Extracted data entries »
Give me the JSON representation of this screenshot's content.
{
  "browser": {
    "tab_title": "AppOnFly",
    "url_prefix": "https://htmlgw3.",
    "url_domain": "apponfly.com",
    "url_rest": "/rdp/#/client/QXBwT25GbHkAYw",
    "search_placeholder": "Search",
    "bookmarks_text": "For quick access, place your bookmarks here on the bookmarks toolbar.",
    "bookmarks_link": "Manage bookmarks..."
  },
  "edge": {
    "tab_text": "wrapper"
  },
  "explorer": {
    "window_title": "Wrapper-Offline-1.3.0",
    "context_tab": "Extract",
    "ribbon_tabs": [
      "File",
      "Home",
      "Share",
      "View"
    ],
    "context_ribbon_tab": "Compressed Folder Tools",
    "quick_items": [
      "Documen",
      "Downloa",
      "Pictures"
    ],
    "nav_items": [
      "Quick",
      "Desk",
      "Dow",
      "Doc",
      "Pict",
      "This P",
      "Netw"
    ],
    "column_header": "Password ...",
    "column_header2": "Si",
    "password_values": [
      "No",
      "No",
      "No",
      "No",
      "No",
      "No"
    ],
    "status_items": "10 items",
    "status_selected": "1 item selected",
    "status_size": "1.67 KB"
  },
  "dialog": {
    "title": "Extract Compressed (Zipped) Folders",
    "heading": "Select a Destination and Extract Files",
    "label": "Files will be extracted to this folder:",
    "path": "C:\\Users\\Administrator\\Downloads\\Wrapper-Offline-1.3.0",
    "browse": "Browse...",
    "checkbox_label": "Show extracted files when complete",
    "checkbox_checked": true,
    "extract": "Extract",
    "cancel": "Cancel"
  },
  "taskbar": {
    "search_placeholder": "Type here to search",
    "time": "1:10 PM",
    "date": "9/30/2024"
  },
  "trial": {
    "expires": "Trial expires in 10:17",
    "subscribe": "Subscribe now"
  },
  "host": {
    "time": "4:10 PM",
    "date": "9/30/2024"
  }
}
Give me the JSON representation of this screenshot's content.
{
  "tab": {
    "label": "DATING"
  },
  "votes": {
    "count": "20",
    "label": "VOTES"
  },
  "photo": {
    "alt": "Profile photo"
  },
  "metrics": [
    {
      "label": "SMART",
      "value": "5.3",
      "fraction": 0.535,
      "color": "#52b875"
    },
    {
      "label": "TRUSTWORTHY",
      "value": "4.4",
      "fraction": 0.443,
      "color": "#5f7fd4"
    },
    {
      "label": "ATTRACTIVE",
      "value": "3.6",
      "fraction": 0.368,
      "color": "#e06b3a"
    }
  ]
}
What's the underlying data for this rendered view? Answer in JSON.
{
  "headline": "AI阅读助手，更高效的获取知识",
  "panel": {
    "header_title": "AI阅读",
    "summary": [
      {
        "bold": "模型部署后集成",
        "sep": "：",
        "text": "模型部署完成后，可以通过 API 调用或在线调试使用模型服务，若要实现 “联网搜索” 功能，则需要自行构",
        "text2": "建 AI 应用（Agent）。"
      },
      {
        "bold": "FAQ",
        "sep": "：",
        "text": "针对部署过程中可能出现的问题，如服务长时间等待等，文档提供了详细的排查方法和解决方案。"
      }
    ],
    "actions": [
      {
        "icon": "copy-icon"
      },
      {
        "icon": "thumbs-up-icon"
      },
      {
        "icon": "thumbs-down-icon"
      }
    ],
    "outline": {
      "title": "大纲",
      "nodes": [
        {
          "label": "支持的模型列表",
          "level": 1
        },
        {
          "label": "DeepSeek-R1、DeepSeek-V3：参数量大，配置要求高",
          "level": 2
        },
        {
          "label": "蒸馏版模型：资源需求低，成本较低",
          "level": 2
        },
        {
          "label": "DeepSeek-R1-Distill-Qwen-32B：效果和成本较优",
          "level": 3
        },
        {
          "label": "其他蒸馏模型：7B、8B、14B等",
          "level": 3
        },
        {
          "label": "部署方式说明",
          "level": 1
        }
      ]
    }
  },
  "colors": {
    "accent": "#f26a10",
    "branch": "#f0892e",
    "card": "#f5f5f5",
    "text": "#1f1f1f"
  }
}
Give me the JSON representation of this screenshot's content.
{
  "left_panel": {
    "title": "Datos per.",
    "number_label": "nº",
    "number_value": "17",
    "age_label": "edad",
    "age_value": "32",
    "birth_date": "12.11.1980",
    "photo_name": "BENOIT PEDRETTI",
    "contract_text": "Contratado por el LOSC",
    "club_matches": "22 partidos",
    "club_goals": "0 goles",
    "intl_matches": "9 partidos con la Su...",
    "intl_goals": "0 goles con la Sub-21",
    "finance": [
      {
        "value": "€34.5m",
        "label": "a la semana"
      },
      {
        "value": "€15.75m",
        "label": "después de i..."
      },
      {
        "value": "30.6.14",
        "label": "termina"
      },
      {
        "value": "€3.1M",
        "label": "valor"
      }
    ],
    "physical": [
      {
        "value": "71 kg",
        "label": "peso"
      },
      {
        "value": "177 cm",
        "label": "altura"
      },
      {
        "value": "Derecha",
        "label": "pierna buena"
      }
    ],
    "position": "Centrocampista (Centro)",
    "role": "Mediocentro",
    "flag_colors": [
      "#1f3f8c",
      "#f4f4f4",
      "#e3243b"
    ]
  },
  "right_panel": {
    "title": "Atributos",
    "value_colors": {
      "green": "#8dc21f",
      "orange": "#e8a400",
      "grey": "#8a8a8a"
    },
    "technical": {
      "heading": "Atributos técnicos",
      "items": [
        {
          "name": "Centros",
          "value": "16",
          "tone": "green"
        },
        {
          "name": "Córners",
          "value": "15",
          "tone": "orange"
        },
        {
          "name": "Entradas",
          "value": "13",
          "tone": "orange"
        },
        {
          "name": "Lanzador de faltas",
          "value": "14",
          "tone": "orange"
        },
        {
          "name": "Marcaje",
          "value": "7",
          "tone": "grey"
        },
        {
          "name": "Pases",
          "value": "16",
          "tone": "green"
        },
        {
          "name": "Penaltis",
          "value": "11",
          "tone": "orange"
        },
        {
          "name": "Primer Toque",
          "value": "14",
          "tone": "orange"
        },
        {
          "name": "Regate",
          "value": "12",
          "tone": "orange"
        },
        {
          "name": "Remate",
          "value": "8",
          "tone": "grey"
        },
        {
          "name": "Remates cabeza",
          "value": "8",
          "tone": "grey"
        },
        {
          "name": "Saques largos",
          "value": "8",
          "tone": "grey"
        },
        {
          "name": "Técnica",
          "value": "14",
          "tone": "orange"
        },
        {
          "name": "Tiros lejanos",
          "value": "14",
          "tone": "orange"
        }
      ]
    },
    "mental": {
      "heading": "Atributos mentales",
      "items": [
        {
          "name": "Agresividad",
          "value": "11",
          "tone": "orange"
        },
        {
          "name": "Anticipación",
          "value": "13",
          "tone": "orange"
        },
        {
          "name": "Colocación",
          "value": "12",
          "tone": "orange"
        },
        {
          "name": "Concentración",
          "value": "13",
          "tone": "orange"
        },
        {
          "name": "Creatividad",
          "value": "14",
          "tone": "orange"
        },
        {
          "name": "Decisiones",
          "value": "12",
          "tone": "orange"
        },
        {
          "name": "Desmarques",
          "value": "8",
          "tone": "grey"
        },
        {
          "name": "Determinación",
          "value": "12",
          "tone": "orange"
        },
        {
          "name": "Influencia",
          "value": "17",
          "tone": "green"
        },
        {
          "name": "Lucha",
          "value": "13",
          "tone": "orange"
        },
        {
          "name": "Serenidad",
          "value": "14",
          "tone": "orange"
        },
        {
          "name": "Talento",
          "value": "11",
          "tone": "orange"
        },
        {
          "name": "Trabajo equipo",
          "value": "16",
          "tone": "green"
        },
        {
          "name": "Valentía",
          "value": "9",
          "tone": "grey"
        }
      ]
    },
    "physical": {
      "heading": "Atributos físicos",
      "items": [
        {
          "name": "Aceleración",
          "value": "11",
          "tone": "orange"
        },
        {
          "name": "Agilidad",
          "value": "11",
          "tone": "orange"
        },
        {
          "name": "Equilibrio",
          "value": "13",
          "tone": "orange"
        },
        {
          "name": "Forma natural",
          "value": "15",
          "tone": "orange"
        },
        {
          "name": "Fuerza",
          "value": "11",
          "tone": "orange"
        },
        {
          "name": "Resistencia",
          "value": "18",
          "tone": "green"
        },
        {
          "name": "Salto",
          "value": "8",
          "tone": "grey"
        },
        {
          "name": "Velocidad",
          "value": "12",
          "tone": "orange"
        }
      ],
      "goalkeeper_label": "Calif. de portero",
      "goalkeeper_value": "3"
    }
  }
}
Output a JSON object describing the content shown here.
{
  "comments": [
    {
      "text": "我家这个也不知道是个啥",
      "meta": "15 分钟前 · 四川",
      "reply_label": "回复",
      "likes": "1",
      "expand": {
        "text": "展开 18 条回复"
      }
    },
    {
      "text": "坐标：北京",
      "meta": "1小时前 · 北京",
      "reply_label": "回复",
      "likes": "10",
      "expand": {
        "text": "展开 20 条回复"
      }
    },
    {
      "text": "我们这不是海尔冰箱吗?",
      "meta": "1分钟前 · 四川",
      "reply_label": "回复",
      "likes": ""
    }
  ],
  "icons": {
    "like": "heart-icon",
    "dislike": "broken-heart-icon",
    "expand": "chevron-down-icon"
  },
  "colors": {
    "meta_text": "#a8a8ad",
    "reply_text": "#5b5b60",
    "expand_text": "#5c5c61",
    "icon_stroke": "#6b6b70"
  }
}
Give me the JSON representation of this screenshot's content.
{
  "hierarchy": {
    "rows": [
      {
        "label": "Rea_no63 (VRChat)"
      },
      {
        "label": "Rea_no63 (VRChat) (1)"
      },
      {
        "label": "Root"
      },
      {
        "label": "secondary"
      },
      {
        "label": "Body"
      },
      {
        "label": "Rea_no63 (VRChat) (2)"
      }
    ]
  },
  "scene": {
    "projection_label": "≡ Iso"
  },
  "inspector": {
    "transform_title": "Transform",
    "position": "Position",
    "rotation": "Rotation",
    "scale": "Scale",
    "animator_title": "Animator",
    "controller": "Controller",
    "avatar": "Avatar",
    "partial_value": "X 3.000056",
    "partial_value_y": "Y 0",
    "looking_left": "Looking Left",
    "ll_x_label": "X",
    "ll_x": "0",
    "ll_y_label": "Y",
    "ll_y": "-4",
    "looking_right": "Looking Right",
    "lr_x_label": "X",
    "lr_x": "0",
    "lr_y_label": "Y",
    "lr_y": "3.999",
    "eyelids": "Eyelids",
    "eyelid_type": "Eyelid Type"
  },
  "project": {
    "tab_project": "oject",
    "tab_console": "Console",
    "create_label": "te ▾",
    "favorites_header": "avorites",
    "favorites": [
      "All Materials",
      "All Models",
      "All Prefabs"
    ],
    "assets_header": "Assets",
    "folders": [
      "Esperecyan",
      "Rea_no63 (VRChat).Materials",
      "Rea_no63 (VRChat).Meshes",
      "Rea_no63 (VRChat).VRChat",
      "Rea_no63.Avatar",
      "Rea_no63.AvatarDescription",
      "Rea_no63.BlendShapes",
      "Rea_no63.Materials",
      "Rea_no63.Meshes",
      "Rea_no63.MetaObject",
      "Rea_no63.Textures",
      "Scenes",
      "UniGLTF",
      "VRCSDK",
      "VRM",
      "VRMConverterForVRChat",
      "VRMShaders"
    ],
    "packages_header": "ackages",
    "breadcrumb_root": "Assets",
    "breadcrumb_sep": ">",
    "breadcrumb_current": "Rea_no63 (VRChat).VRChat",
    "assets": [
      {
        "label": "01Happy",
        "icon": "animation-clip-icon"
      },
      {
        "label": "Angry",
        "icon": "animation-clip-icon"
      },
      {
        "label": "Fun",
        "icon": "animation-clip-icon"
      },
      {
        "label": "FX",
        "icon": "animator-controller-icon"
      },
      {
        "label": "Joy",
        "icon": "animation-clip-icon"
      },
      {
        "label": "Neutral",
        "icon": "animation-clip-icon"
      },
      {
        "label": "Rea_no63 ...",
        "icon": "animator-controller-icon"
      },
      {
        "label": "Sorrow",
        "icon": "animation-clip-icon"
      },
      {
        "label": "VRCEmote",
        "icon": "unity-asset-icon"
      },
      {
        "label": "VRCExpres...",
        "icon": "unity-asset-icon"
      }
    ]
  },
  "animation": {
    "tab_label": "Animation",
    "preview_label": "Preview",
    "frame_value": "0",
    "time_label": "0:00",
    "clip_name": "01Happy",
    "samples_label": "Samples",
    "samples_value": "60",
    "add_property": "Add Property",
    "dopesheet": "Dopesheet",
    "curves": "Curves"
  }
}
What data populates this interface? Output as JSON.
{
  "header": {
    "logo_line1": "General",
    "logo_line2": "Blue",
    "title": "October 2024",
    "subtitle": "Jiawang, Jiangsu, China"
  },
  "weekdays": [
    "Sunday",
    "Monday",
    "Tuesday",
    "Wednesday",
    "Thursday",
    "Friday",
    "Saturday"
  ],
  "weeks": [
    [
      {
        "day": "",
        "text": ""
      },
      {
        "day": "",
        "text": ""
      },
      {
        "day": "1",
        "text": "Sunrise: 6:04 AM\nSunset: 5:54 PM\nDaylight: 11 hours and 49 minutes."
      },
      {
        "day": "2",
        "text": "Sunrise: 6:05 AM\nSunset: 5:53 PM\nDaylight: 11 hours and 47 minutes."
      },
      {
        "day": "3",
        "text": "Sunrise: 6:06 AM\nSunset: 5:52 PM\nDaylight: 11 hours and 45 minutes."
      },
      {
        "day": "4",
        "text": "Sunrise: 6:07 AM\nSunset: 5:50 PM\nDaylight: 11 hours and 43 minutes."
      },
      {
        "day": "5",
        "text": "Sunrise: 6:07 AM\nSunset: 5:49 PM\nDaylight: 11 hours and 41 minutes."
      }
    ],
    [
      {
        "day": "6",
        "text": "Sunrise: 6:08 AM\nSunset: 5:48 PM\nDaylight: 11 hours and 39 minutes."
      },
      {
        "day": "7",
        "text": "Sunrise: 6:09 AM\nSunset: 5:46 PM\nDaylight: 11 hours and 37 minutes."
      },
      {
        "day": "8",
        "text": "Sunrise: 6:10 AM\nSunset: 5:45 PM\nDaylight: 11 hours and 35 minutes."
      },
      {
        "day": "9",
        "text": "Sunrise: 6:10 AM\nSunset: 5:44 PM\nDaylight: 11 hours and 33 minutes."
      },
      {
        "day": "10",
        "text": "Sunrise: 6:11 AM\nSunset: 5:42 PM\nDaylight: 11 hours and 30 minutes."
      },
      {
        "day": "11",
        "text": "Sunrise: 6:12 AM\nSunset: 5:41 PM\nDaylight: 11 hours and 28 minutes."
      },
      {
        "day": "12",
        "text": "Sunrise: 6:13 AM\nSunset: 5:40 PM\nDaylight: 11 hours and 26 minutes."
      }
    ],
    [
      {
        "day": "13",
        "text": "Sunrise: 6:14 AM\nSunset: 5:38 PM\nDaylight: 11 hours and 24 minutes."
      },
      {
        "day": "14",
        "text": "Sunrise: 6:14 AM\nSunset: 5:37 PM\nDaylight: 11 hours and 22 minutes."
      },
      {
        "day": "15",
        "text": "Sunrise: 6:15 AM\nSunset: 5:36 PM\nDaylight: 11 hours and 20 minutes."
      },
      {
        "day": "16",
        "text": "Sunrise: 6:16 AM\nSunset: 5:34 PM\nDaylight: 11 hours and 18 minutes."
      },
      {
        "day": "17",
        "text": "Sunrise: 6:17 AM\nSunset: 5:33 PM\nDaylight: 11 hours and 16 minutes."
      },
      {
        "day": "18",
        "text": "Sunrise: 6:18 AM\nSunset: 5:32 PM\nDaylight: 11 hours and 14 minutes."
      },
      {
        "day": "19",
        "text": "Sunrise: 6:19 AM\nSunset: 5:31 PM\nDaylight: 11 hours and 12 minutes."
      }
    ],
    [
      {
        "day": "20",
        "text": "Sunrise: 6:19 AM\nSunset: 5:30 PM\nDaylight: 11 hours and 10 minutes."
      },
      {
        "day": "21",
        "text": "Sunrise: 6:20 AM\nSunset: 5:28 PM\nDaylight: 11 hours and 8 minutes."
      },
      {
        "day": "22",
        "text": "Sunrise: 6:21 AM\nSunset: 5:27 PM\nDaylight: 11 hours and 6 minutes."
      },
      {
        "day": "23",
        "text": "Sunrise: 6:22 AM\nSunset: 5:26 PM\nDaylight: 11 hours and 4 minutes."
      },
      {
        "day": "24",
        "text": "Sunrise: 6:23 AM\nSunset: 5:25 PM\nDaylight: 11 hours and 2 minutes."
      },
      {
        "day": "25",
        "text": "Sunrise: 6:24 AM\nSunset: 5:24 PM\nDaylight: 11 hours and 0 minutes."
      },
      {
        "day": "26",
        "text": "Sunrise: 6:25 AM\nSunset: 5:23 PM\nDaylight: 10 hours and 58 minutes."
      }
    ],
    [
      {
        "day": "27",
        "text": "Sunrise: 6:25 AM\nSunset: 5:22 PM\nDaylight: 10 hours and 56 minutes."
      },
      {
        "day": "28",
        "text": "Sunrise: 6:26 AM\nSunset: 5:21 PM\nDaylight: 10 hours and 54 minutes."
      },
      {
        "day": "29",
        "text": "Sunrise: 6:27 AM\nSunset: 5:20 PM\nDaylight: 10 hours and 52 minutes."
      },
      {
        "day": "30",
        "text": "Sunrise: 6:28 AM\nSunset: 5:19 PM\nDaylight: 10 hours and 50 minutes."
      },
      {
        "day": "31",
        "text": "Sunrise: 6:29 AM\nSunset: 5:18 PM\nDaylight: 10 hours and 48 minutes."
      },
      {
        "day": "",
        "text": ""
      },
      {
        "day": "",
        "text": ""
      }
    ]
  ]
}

TASK INSTRUCTIONS »
Identify lines with the string "Type". Copy each one.

EXERCISE SOLUTION »
    "search_placeholder": "Type here to search",
    "eyelid_type": "Eyelid Type"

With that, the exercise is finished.